» INSTRUCTIONS FOR THE TASK
Search the data for the string "Courts" and gather each line it is in.

----- RAW RECORDS

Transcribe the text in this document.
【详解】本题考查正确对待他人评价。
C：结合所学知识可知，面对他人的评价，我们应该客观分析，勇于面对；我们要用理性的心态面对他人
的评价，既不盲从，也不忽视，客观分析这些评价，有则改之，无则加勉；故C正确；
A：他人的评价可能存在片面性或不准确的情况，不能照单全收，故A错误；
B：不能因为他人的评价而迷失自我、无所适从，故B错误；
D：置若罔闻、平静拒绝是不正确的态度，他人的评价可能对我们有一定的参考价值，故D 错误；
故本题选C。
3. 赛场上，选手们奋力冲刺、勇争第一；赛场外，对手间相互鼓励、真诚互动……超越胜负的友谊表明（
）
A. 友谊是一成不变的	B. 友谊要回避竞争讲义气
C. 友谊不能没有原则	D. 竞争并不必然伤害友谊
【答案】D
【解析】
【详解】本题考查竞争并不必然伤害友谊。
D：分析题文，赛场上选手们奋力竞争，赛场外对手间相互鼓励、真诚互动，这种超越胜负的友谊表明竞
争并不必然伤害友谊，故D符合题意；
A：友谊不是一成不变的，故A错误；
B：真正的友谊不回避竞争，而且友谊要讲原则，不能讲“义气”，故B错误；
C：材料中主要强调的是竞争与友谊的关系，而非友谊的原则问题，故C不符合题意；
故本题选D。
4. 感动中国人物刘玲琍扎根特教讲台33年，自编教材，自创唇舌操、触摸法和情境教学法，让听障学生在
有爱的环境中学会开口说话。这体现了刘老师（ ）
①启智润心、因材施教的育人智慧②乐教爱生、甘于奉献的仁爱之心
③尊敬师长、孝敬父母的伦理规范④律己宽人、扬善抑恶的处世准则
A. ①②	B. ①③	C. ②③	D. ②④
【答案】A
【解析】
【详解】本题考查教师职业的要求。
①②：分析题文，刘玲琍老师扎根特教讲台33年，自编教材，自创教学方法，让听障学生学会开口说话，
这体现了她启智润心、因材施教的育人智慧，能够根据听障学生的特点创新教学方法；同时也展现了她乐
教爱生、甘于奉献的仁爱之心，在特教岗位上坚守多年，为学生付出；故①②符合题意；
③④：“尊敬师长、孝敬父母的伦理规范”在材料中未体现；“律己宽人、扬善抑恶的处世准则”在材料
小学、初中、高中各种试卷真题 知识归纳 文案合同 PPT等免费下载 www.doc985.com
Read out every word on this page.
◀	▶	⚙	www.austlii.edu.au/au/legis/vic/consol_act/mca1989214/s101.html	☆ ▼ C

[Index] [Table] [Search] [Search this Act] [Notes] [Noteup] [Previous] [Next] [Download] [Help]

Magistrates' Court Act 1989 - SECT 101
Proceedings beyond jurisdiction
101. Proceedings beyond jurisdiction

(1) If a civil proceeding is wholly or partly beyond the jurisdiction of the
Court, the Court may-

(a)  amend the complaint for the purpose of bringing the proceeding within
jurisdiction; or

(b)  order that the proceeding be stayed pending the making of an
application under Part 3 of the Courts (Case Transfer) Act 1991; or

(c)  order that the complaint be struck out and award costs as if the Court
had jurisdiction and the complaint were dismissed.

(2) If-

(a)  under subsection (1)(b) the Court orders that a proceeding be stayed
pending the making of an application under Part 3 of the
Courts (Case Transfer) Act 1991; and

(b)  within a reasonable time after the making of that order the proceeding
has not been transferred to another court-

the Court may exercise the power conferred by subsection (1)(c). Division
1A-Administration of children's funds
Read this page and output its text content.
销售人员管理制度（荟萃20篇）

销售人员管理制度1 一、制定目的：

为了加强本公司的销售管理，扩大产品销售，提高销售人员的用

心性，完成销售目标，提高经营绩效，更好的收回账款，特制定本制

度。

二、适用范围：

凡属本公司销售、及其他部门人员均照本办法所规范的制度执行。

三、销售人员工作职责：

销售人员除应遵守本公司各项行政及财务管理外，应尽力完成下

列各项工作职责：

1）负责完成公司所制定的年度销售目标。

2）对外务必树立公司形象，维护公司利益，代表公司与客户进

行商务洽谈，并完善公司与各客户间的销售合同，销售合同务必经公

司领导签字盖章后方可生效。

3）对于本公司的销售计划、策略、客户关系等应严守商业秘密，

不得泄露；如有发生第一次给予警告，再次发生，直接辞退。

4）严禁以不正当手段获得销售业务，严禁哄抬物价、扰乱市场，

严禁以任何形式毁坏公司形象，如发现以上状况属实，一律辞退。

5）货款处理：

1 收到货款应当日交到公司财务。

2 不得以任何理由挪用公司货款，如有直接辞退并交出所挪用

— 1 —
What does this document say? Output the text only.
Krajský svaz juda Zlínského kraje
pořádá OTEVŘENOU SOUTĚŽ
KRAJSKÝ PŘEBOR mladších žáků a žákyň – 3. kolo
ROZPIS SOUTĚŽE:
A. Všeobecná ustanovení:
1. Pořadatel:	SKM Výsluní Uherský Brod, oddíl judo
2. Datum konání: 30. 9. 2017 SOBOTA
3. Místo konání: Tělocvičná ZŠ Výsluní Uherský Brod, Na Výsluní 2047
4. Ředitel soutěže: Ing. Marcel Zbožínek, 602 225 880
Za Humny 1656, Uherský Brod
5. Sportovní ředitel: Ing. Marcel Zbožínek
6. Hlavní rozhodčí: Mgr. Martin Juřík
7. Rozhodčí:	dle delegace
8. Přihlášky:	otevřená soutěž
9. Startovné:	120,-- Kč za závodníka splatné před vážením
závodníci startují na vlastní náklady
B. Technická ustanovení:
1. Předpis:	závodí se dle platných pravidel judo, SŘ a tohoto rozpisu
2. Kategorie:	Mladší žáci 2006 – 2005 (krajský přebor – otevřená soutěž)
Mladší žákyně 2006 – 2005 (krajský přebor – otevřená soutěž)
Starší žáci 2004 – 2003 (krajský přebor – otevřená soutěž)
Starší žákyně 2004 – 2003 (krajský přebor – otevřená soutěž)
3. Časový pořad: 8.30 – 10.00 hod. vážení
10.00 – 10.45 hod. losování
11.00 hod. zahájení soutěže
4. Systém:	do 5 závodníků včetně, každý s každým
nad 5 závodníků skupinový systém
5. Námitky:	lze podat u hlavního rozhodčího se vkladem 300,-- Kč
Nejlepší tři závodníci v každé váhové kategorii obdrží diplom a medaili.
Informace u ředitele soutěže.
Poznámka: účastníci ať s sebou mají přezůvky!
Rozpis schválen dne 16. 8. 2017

----------

» ANSWER TO THIS PROBLEM
application under Part 3 of the Courts (Case Transfer) Act 1991; or
Courts (Case Transfer) Act 1991; and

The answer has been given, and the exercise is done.